Here are some entries; quote each one exactly.
__________________________________________________
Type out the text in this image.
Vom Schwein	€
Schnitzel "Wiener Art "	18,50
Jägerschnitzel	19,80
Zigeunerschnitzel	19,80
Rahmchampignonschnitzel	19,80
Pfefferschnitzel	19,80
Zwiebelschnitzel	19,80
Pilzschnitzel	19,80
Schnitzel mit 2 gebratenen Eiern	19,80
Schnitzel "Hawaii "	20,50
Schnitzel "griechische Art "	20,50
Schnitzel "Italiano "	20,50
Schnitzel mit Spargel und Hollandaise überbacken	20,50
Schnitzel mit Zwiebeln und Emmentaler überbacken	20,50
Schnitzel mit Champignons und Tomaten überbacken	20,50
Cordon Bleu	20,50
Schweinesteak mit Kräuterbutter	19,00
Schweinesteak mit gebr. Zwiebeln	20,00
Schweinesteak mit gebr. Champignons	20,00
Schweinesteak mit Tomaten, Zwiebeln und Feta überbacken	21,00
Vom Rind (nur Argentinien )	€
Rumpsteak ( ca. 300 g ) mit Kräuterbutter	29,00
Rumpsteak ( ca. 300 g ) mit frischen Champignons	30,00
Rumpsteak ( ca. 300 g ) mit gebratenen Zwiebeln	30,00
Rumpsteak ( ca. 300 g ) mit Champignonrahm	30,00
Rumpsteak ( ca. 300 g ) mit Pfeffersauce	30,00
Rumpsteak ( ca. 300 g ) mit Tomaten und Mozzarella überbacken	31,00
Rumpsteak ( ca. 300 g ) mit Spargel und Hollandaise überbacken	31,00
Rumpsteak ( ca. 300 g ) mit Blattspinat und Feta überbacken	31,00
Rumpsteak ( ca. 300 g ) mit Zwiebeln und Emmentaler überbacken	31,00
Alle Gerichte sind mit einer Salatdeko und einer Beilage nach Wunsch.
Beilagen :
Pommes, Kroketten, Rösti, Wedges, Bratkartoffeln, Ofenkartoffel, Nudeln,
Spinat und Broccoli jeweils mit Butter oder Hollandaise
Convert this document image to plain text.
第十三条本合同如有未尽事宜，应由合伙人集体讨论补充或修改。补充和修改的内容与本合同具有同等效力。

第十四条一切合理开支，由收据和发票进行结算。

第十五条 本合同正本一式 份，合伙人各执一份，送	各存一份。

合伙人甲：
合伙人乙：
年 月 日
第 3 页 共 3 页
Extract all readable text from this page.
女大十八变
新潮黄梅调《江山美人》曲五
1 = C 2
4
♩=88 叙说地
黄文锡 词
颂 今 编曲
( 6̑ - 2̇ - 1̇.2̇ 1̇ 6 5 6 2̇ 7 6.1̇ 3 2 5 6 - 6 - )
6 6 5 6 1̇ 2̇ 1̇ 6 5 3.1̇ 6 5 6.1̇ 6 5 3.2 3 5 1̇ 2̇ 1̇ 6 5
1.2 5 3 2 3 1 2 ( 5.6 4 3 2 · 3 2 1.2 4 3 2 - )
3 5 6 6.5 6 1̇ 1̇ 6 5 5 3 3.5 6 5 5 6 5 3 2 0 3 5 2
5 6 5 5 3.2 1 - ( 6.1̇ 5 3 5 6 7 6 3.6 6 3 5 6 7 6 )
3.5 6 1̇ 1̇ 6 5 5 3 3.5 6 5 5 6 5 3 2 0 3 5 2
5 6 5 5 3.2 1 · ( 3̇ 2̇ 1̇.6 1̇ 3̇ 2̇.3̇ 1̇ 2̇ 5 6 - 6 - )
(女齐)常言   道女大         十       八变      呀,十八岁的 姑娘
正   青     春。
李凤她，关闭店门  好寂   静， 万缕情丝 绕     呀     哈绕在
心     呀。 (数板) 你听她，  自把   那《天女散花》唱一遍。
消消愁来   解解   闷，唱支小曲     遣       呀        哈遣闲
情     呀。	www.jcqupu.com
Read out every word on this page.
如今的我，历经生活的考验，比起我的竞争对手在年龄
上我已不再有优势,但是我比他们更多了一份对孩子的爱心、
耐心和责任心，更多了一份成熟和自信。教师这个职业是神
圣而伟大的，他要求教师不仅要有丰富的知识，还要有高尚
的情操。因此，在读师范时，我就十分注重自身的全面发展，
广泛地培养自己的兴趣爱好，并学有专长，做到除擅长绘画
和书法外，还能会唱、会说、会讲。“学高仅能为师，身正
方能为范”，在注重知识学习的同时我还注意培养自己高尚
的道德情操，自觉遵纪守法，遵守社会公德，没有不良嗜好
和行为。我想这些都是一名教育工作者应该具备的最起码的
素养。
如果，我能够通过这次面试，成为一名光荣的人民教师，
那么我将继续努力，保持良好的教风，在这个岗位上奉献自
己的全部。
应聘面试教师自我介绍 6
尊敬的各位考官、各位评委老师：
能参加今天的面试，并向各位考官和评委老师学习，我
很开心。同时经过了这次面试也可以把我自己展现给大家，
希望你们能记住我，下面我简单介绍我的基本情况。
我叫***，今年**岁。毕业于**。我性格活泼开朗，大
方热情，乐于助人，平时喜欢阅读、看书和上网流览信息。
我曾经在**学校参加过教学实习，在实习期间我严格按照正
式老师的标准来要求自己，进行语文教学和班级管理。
__________________________________________________
* [EXERCISE RESPONSE]:
Type out the text in this image.
Vom Schwein	€
Schnitzel "Wiener Art "	18,50
Jägerschnitzel	19,80
Zigeunerschnitzel	19,80
Rahmchampignonschnitzel	19,80
Pfefferschnitzel	19,80
Zwiebelschnitzel	19,80
Pilzschnitzel	19,80
Schnitzel mit 2 gebratenen Eiern	19,80
Schnitzel "Hawaii "	20,50
Schnitzel "griechische Art "	20,50
Schnitzel "Italiano "	20,50
Schnitzel mit Spargel und Hollandaise überbacken	20,50
Schnitzel mit Zwiebeln und Emmentaler überbacken	20,50
Schnitzel mit Champignons und Tomaten überbacken	20,50
Cordon Bleu	20,50
Schweinesteak mit Kräuterbutter	19,00
Schweinesteak mit gebr. Zwiebeln	20,00
Schweinesteak mit gebr. Champignons	20,00
Schweinesteak mit Tomaten, Zwiebeln und Feta überbacken	21,00
Vom Rind (nur Argentinien )	€
Rumpsteak ( ca. 300 g ) mit Kräuterbutter	29,00
Rumpsteak ( ca. 300 g ) mit frischen Champignons	30,00
Rumpsteak ( ca. 300 g ) mit gebratenen Zwiebeln	30,00
Rumpsteak ( ca. 300 g ) mit Champignonrahm	30,00
Rumpsteak ( ca. 300 g ) mit Pfeffersauce	30,00
Rumpsteak ( ca. 300 g ) mit Tomaten und Mozzarella überbacken	31,00
Rumpsteak ( ca. 300 g ) mit Spargel und Hollandaise überbacken	31,00
Rumpsteak ( ca. 300 g ) mit Blattspinat und Feta überbacken	31,00
Rumpsteak ( ca. 300 g ) mit Zwiebeln und Emmentaler überbacken	31,00
Alle Gerichte sind mit einer Salatdeko und einer Beilage nach Wunsch.
Beilagen :
Pommes, Kroketten, Rösti, Wedges, Bratkartoffeln, Ofenkartoffel, Nudeln,
Spinat und Broccoli jeweils mit Butter oder Hollandaise
Convert this document image to plain text.
第十三条本合同如有未尽事宜，应由合伙人集体讨论补充或修改。补充和修改的内容与本合同具有同等效力。

第十四条一切合理开支，由收据和发票进行结算。

第十五条 本合同正本一式 份，合伙人各执一份，送	各存一份。

合伙人甲：
合伙人乙：
年 月 日
第 3 页 共 3 页
Extract all readable text from this page.
女大十八变
新潮黄梅调《江山美人》曲五
1 = C 2
4
♩=88 叙说地
黄文锡 词
颂 今 编曲
( 6̑ - 2̇ - 1̇.2̇ 1̇ 6 5 6 2̇ 7 6.1̇ 3 2 5 6 - 6 - )
6 6 5 6 1̇ 2̇ 1̇ 6 5 3.1̇ 6 5 6.1̇ 6 5 3.2 3 5 1̇ 2̇ 1̇ 6 5
1.2 5 3 2 3 1 2 ( 5.6 4 3 2 · 3 2 1.2 4 3 2 - )
3 5 6 6.5 6 1̇ 1̇ 6 5 5 3 3.5 6 5 5 6 5 3 2 0 3 5 2
5 6 5 5 3.2 1 - ( 6.1̇ 5 3 5 6 7 6 3.6 6 3 5 6 7 6 )
3.5 6 1̇ 1̇ 6 5 5 3 3.5 6 5 5 6 5 3 2 0 3 5 2
5 6 5 5 3.2 1 · ( 3̇ 2̇ 1̇.6 1̇ 3̇ 2̇.3̇ 1̇ 2̇ 5 6 - 6 - )
(女齐)常言   道女大         十       八变      呀,十八岁的 姑娘
正   青     春。
李凤她，关闭店门  好寂   静， 万缕情丝 绕     呀     哈绕在
心     呀。 (数板) 你听她，  自把   那《天女散花》唱一遍。
消消愁来   解解   闷，唱支小曲     遣       呀        哈遣闲
情     呀。	www.jcqupu.com
Read out every word on this page.
如今的我，历经生活的考验，比起我的竞争对手在年龄
上我已不再有优势,但是我比他们更多了一份对孩子的爱心、
耐心和责任心，更多了一份成熟和自信。教师这个职业是神
圣而伟大的，他要求教师不仅要有丰富的知识，还要有高尚
的情操。因此，在读师范时，我就十分注重自身的全面发展，
广泛地培养自己的兴趣爱好，并学有专长，做到除擅长绘画
和书法外，还能会唱、会说、会讲。“学高仅能为师，身正
方能为范”，在注重知识学习的同时我还注意培养自己高尚
的道德情操，自觉遵纪守法，遵守社会公德，没有不良嗜好
和行为。我想这些都是一名教育工作者应该具备的最起码的
素养。
如果，我能够通过这次面试，成为一名光荣的人民教师，
那么我将继续努力，保持良好的教风，在这个岗位上奉献自
己的全部。
应聘面试教师自我介绍 6
尊敬的各位考官、各位评委老师：
能参加今天的面试，并向各位考官和评委老师学习，我
很开心。同时经过了这次面试也可以把我自己展现给大家，
希望你们能记住我，下面我简单介绍我的基本情况。
我叫***，今年**岁。毕业于**。我性格活泼开朗，大
方热情，乐于助人，平时喜欢阅读、看书和上网流览信息。
我曾经在**学校参加过教学实习，在实习期间我严格按照正
式老师的标准来要求自己，进行语文教学和班级管理。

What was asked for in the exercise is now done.